=== Written exercise ===
Read the records below and copy each line that contains "executing".

=== Records for the task ===
****************************************

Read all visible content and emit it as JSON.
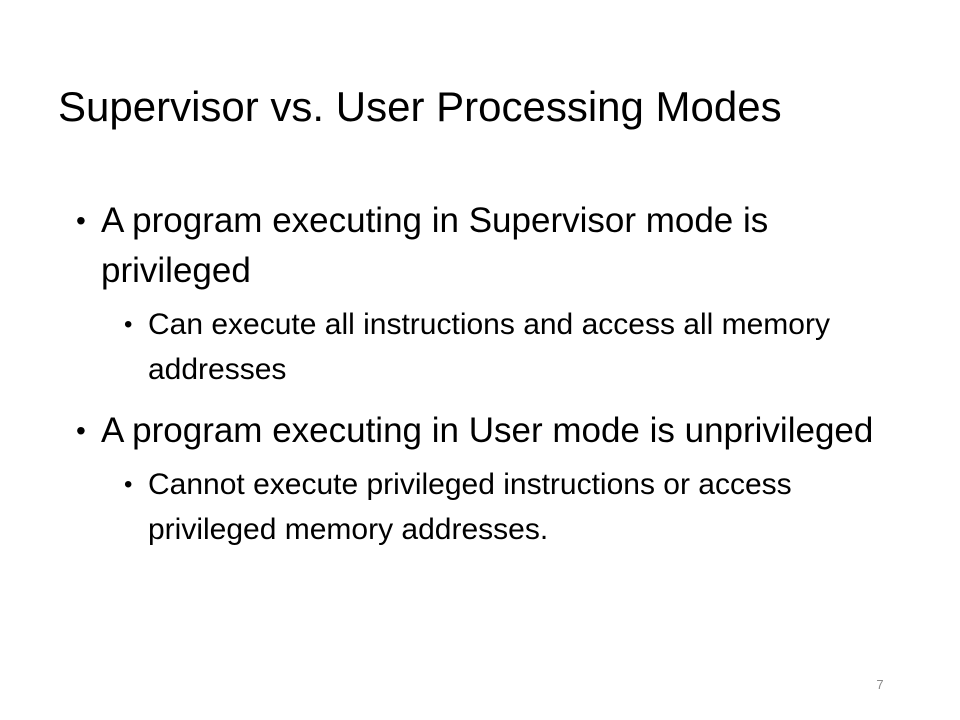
{
  "slide": {
    "title": "Supervisor vs. User Processing Modes",
    "bullet_glyph": "•",
    "bullets": [
      {
        "text": "A program executing in Supervisor mode is privileged",
        "sub": [
          {
            "text": "Can execute all instructions and access all memory addresses"
          }
        ]
      },
      {
        "text": "A program executing in User mode is unprivileged",
        "sub": [
          {
            "text": "Cannot execute privileged instructions or access privileged memory addresses."
          }
        ]
      }
    ],
    "page_number": "7"
  }
}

****************************************

=== Correct output ===
        "text": "A program executing in Supervisor mode is privileged",
        "text": "A program executing in User mode is unprivileged",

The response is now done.